Rewrite the part of the listing that opens with the line containing "sound-label: Emergency Alert" and closes with the line containing "stop-icon [227,80,275,128]", substituting "sound-card" for "sound-tile" and leaving everything else unchanged.

[Start of LISTED RECORDS]

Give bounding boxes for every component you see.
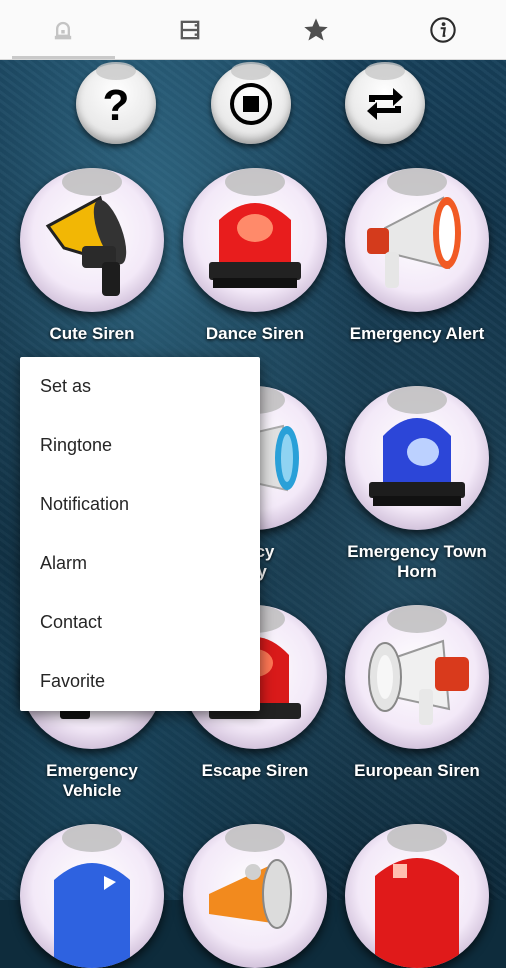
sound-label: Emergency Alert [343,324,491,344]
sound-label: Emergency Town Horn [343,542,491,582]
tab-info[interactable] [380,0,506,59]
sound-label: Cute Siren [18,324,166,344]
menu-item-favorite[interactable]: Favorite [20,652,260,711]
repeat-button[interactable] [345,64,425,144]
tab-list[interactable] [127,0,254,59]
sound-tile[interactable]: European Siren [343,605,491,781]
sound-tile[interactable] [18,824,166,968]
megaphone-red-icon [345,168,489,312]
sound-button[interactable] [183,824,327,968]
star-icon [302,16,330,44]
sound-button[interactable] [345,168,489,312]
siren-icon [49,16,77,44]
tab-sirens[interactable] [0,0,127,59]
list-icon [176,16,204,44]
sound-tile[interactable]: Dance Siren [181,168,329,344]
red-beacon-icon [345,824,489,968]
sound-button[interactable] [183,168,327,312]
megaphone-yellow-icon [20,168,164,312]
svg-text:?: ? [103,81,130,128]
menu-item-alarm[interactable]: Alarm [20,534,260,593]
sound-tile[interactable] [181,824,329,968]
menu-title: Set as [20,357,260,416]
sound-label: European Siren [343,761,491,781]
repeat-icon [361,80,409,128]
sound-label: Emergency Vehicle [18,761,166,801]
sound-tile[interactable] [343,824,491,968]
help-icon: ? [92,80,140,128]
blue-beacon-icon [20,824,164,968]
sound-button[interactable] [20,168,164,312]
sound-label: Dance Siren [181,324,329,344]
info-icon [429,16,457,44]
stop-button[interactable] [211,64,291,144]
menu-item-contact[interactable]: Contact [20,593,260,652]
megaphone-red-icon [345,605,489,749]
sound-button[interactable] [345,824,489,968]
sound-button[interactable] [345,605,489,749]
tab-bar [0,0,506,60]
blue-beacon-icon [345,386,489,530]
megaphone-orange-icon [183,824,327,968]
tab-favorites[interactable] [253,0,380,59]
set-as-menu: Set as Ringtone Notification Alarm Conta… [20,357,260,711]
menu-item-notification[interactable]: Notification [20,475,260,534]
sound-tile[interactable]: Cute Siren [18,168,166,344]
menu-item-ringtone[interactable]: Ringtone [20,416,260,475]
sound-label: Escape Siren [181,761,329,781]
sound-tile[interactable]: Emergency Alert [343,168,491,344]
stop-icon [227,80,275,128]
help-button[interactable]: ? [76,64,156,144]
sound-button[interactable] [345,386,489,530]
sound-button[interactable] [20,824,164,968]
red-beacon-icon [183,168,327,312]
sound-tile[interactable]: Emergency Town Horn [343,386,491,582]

[End of LISTED RECORDS]
[Start of LISTED RECORDS]

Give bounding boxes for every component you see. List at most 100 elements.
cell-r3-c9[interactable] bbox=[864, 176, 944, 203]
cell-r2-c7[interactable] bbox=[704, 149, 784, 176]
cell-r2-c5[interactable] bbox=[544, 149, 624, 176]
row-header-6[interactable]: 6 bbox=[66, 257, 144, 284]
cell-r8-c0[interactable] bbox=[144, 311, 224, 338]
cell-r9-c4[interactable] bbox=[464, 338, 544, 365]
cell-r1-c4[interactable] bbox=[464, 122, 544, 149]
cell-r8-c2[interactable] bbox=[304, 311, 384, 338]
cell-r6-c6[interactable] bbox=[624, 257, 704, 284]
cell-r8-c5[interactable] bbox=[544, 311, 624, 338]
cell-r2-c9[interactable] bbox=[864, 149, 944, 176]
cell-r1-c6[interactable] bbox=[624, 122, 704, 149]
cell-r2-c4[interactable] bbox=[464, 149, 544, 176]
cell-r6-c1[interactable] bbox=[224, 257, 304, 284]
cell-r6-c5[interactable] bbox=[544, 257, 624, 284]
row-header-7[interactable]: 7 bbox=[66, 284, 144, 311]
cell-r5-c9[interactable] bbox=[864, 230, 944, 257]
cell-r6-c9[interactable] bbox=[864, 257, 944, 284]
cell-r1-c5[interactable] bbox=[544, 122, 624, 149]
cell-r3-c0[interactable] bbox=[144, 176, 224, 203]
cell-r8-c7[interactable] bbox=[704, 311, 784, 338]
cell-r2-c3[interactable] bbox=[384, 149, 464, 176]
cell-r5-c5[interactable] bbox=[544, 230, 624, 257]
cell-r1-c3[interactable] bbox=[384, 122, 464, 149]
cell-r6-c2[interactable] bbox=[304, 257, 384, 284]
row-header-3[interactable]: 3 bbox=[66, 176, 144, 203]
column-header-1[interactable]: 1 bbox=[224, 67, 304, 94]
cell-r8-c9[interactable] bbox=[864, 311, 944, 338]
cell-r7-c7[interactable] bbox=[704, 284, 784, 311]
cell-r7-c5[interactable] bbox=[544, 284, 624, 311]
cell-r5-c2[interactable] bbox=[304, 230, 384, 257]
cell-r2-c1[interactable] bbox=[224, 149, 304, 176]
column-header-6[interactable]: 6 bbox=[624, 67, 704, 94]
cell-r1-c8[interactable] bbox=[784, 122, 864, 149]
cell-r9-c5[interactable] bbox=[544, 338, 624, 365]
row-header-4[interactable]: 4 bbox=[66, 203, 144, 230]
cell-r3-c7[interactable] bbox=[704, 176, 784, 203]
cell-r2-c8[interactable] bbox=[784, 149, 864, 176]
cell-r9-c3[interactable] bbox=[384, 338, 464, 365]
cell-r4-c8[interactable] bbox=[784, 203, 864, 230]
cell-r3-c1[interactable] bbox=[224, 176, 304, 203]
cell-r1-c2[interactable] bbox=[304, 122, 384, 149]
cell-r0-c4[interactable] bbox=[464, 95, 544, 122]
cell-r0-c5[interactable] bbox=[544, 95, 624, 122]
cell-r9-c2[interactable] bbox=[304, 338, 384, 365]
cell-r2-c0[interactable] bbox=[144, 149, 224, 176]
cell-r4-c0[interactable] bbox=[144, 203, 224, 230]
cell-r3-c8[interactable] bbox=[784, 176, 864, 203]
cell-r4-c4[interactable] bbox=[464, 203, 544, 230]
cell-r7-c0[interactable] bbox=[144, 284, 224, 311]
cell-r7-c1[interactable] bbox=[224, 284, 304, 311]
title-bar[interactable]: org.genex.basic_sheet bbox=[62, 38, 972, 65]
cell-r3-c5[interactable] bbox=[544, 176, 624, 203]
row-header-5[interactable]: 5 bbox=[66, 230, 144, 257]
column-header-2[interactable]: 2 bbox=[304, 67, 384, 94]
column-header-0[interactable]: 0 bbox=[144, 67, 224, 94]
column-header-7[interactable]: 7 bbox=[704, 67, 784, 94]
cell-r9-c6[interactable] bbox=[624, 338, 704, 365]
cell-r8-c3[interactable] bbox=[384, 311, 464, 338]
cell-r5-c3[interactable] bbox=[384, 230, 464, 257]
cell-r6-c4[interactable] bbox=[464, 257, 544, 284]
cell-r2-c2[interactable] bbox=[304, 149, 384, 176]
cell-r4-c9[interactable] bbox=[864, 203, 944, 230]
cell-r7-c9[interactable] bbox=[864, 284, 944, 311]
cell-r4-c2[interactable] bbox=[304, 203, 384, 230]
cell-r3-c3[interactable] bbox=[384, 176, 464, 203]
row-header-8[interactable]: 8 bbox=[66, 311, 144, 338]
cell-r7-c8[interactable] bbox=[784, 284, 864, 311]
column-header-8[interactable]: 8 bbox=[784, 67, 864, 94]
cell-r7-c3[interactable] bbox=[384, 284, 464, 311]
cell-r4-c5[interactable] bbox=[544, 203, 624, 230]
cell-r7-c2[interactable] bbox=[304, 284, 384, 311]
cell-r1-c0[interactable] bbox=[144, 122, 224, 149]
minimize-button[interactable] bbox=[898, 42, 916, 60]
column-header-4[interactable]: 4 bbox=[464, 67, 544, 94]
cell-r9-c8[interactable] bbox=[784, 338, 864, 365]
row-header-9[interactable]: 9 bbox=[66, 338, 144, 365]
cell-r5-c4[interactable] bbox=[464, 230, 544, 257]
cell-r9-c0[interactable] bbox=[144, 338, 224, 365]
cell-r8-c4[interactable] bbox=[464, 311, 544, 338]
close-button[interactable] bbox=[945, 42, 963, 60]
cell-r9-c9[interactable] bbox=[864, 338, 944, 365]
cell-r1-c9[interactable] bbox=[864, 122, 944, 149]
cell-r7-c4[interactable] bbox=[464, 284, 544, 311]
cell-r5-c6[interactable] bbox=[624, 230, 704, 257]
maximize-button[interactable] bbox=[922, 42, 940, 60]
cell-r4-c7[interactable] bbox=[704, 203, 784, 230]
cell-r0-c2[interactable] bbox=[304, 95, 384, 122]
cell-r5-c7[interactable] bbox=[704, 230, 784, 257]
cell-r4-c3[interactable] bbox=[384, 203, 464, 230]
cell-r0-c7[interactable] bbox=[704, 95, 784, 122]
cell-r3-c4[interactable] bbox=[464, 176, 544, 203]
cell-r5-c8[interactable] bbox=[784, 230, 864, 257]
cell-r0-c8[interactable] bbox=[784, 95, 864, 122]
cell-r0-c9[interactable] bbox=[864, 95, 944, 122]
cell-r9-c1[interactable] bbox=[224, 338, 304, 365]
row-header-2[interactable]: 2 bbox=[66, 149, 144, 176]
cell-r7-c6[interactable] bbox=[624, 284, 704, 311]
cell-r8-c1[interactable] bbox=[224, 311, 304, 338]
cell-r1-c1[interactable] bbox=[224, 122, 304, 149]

[End of LISTED RECORDS]

SOLUTION FOR THIS EXERCISE =>
sound-label: Emergency Alert [343,324,491,344]
sound-label: Emergency Town Horn [343,542,491,582]
tab-info[interactable] [380,0,506,59]
sound-label: Cute Siren [18,324,166,344]
menu-item-favorite[interactable]: Favorite [20,652,260,711]
repeat-button[interactable] [345,64,425,144]
tab-list[interactable] [127,0,254,59]
sound-card[interactable]: European Siren [343,605,491,781]
sound-card[interactable] [18,824,166,968]
megaphone-red-icon [345,168,489,312]
sound-button[interactable] [183,824,327,968]
star-icon [302,16,330,44]
sound-button[interactable] [345,168,489,312]
siren-icon [49,16,77,44]
tab-sirens[interactable] [0,0,127,59]
list-icon [176,16,204,44]
sound-card[interactable]: Dance Siren [181,168,329,344]
red-beacon-icon [345,824,489,968]
sound-button[interactable] [183,168,327,312]
megaphone-yellow-icon [20,168,164,312]
svg-text:?: ? [103,81,130,128]
menu-item-alarm[interactable]: Alarm [20,534,260,593]
sound-card[interactable] [181,824,329,968]
menu-title: Set as [20,357,260,416]
sound-label: European Siren [343,761,491,781]
repeat-icon [361,80,409,128]
sound-label: Emergency Vehicle [18,761,166,801]
sound-card[interactable] [343,824,491,968]
help-icon: ? [92,80,140,128]
blue-beacon-icon [20,824,164,968]
sound-button[interactable] [20,168,164,312]
sound-label: Dance Siren [181,324,329,344]
info-icon [429,16,457,44]
stop-button[interactable] [211,64,291,144]
menu-item-contact[interactable]: Contact [20,593,260,652]
megaphone-red-icon [345,605,489,749]
sound-button[interactable] [345,824,489,968]
sound-button[interactable] [345,605,489,749]
tab-bar [0,0,506,60]
blue-beacon-icon [345,386,489,530]
megaphone-orange-icon [183,824,327,968]
tab-favorites[interactable] [253,0,380,59]
set-as-menu: Set as Ringtone Notification Alarm Conta… [20,357,260,711]
menu-item-notification[interactable]: Notification [20,475,260,534]
sound-card[interactable]: Cute Siren [18,168,166,344]
menu-item-ringtone[interactable]: Ringtone [20,416,260,475]
sound-label: Escape Siren [181,761,329,781]
sound-card[interactable]: Emergency Alert [343,168,491,344]
stop-icon [227,80,275,128]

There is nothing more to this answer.